──────── Reading passage ────────

Creagrutus cerritulus

Scientific classification
- Kingdom: Animalia
- Phylum: Chordata
- Class: Actinopterygii
- Order: Characiformes
- Family: Stevardiidae
- Genus: Creagrutus
- Species: C. cerritulus
- Binomial name: Creagrutus cerritulus Netto-Ferreira & Vari, 2017

= Creagrutus cerritulus =

- Authority: Netto-Ferreira & Vari, 2017

Species of fish

Creagrutus cerritulus is a species of freshwater ray-finned fish, a characin, belonging to the family Stevardiidae.

==Location==

It is native to South America, occurring in the Río Cachiyacu, a tributary of the Río Huallaga within the Amazon basin of Peru. The Huallaga River is one of the principal Andean tributaries of the Amazon, descending from highland valleys through montane forests before joining the Marañón. Its basin encompasses a wide range of ecological zones, from cloud forests to lowland floodplains, supporting diverse aquatic communities. The Río Cachiyacu, as part of this network, contributes to the hydrological complexity of the region, with seasonal fluctuations in flow and water chemistry shaping local habitats. These conditions foster high biodiversity and endemism among Neotropical fishes. The species’ occurrence in the Cachiyacu highlights its adaptation to upland tributary environments and situates it within one of the most ecologically significant sub‑basins of the western Amazon system.

==Size==
This species reaches a length of 5.1 cm.

==Etymology==
The species name is derived from Latin, meaning ‘somewhat mad’ (interpreted by the authors as ‘strange’), in reference to its pronounced morphological modifications—including ventrally displaced jaws, compressed and spatulate dentition, and a reduced swim bladder—when compared both to its congeners and to other members of the Stevardiinae and even the broader Characidae.

──────── Entries shown ────────

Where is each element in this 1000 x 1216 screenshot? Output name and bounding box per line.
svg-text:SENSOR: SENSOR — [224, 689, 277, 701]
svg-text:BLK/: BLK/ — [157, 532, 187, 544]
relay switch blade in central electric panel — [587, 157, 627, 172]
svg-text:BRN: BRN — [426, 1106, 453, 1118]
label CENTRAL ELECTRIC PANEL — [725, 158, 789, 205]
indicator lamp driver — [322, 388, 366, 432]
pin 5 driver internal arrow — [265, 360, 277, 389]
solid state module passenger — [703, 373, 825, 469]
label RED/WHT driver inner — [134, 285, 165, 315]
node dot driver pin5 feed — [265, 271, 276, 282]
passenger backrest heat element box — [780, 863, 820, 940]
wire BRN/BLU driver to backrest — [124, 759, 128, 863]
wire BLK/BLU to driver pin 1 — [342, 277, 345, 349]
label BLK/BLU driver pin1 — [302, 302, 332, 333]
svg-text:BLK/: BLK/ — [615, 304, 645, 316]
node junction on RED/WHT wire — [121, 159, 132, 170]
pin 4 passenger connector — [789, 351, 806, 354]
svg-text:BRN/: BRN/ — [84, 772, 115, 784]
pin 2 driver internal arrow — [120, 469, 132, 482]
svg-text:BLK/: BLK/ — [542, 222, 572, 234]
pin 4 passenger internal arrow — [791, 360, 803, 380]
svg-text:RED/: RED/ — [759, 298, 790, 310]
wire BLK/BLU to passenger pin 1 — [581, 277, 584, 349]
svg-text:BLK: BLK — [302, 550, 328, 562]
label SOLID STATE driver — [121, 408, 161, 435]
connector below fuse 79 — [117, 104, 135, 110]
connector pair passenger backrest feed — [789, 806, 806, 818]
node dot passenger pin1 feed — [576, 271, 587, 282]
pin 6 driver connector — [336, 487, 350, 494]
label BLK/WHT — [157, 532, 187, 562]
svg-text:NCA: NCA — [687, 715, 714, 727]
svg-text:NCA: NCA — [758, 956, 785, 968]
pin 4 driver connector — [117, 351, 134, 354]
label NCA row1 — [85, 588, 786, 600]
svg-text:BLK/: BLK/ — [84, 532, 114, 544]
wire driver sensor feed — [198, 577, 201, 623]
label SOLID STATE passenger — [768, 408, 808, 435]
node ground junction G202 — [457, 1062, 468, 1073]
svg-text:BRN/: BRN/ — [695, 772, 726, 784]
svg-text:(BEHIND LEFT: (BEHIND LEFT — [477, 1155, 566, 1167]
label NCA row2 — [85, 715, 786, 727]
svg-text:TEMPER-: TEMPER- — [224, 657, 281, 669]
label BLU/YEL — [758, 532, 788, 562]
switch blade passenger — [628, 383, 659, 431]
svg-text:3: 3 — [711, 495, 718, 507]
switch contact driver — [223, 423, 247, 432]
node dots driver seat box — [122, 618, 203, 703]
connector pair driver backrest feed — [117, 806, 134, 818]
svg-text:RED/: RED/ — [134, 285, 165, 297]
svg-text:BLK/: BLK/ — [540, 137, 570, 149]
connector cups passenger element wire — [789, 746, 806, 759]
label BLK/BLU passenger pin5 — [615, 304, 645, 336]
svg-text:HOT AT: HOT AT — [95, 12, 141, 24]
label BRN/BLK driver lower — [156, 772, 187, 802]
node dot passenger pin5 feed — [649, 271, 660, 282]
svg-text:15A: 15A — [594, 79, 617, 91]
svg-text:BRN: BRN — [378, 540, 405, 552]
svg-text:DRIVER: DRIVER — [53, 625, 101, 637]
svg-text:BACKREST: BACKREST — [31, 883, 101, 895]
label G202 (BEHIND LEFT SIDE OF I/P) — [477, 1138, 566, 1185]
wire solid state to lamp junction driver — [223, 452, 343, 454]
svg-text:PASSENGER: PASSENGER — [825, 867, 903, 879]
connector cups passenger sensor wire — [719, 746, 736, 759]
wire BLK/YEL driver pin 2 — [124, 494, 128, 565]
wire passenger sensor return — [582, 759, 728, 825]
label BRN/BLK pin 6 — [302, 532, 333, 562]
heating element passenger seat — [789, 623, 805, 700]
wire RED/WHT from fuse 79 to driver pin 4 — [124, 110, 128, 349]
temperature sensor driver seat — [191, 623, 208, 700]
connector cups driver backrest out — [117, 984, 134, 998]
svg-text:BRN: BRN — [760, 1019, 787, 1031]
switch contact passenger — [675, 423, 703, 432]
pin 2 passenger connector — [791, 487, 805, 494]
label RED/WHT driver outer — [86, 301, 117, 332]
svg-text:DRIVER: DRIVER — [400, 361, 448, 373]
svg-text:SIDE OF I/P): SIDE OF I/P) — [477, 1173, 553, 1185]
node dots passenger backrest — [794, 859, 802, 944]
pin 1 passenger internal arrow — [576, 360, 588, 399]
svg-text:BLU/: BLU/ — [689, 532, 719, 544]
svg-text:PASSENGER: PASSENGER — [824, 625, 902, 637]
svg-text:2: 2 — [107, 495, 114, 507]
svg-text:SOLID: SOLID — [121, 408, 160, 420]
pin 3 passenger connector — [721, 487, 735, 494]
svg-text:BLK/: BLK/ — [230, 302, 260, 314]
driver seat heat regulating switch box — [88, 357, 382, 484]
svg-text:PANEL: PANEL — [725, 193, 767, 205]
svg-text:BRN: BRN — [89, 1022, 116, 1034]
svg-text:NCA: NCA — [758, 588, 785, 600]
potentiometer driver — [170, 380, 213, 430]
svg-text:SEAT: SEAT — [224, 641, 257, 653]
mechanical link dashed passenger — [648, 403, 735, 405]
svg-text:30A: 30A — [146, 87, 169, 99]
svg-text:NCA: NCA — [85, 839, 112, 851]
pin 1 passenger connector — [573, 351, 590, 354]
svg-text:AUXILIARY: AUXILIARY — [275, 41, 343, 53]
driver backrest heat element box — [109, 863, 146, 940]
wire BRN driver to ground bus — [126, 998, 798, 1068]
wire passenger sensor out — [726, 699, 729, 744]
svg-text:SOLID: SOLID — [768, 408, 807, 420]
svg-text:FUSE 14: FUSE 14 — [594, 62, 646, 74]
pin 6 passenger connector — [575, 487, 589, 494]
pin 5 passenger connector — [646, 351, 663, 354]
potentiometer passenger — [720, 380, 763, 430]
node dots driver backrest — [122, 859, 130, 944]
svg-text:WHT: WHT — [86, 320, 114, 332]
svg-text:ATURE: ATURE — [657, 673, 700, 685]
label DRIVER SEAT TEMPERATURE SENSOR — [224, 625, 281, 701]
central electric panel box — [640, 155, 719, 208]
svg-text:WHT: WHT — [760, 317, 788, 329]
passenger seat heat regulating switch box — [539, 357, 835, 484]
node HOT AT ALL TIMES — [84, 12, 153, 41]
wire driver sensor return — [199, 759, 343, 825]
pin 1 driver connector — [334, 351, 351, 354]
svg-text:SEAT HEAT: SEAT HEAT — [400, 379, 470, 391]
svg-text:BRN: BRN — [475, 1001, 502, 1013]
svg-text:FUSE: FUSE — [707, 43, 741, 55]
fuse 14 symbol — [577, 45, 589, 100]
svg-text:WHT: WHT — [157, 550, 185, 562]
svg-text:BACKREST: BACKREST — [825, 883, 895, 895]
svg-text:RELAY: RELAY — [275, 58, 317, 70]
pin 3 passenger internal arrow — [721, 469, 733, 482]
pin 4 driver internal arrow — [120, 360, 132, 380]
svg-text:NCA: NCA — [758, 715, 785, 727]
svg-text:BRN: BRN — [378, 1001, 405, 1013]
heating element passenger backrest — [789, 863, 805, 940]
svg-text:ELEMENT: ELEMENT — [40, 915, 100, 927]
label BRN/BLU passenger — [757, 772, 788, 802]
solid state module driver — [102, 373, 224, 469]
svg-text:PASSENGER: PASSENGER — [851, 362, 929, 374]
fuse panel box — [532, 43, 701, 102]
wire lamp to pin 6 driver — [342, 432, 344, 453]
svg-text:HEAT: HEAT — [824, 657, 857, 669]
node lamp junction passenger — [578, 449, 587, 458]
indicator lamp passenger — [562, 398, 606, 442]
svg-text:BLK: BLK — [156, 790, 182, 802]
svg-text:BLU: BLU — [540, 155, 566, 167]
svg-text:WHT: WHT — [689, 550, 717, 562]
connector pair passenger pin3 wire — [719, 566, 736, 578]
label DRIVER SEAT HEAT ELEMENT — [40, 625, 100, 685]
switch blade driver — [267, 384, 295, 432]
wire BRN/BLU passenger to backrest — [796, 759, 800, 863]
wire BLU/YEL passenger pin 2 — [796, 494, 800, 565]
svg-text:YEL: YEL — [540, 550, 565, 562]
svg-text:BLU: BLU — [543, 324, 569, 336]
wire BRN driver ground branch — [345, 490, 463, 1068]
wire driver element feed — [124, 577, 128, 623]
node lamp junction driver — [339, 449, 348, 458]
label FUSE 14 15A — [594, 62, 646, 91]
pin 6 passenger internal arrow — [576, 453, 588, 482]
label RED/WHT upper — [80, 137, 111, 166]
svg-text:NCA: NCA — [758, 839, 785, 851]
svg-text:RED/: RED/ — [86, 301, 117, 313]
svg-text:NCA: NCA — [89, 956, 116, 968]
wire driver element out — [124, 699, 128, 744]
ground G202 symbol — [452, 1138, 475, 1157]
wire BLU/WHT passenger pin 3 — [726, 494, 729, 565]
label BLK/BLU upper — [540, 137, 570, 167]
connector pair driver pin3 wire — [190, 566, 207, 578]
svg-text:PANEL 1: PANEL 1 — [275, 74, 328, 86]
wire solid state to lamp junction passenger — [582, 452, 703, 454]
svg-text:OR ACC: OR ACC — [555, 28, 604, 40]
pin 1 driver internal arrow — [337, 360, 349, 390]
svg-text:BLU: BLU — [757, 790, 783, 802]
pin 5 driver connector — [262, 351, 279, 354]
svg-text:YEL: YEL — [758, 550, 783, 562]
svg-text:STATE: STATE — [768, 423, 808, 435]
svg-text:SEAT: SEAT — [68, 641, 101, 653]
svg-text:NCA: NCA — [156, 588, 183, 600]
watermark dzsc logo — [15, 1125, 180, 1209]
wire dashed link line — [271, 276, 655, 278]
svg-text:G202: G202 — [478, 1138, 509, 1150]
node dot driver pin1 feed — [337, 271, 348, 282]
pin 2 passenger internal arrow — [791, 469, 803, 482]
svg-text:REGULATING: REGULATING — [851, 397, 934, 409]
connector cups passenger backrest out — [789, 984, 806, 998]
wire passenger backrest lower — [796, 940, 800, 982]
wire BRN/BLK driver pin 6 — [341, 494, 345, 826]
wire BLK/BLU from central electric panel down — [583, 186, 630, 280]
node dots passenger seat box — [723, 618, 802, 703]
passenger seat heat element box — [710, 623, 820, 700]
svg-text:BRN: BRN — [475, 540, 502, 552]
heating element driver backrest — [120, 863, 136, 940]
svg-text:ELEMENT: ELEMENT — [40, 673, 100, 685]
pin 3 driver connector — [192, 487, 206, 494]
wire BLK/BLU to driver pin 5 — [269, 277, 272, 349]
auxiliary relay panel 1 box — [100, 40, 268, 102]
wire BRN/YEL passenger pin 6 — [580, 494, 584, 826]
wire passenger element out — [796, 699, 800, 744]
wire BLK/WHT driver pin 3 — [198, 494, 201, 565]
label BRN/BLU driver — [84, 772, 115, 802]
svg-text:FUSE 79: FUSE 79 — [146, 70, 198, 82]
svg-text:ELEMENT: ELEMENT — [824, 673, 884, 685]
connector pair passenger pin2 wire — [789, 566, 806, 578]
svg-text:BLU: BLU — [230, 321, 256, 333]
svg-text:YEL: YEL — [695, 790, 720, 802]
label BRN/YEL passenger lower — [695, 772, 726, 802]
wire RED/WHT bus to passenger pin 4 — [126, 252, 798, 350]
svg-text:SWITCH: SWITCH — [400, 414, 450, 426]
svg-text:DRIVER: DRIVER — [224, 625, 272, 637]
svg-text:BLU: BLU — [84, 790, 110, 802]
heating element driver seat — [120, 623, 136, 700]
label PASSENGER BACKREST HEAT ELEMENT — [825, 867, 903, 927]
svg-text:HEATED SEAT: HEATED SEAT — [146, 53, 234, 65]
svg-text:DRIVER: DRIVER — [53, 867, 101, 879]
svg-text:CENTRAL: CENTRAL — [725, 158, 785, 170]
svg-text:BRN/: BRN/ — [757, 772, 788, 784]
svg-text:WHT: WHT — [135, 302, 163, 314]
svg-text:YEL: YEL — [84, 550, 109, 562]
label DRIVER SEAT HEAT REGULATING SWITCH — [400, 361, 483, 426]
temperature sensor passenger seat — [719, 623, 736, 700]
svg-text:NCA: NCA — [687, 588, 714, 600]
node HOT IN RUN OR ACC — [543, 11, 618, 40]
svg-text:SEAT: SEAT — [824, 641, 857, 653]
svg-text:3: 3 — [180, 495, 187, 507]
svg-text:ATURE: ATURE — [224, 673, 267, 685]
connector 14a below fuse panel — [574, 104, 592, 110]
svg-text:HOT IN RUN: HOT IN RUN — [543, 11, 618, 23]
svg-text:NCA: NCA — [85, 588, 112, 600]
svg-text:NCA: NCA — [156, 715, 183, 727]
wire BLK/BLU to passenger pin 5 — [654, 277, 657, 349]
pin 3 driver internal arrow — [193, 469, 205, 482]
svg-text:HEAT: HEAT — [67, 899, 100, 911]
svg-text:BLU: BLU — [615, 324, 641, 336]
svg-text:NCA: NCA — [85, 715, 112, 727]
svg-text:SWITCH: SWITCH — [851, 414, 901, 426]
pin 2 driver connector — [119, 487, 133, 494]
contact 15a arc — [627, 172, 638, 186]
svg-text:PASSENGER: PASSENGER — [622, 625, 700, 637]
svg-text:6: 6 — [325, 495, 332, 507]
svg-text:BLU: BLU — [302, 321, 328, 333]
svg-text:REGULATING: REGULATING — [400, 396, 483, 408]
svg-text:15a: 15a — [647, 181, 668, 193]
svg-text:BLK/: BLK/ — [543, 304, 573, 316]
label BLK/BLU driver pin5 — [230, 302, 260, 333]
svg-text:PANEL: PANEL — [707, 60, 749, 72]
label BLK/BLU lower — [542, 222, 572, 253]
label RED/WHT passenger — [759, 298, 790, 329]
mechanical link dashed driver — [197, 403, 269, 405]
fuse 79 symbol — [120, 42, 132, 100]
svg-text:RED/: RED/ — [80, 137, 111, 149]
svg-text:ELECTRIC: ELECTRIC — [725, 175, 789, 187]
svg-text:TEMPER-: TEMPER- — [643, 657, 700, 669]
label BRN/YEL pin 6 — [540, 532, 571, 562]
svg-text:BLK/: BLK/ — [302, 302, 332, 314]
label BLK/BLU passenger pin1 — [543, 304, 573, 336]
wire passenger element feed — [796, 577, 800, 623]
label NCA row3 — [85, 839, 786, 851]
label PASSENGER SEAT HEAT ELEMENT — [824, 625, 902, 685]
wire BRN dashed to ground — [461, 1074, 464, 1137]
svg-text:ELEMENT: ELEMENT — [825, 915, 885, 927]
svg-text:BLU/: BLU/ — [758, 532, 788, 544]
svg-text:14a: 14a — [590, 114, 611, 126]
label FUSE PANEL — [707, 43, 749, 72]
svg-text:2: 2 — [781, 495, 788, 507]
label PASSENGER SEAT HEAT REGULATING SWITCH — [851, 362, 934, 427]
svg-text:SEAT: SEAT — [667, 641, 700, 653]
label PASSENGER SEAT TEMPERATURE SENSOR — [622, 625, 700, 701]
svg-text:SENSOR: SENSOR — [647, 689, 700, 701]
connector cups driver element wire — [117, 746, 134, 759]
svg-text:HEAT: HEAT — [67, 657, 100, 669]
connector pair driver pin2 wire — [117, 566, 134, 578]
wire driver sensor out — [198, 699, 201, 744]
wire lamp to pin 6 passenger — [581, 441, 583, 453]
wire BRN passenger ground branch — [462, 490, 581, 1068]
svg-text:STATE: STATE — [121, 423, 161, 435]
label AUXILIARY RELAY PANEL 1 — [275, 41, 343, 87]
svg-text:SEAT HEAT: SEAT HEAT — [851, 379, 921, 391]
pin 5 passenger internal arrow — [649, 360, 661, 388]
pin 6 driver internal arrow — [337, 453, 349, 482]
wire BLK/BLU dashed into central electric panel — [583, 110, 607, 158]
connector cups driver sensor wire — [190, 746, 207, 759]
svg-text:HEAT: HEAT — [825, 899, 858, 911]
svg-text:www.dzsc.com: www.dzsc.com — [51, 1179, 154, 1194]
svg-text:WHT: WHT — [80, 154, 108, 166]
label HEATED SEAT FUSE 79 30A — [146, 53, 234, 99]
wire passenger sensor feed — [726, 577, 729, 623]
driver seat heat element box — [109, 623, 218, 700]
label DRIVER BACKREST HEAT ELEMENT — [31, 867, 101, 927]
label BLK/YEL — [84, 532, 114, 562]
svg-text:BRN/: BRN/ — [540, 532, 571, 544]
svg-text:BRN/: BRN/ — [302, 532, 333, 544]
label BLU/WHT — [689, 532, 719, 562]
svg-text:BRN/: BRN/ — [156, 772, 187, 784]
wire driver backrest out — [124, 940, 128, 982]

────────

### [Task prompt]
Copy out the part of the Creagrutus cerritulus text starting at "- Authority: Netto-Ferreira" and ending at "the family Stevardiidae.".

### [Task response]
- Authority: Netto-Ferreira & Vari, 2017

Species of fish

Creagrutus cerritulus is a species of freshwater ray-finned fish, a characin, belonging to the family Stevardiidae.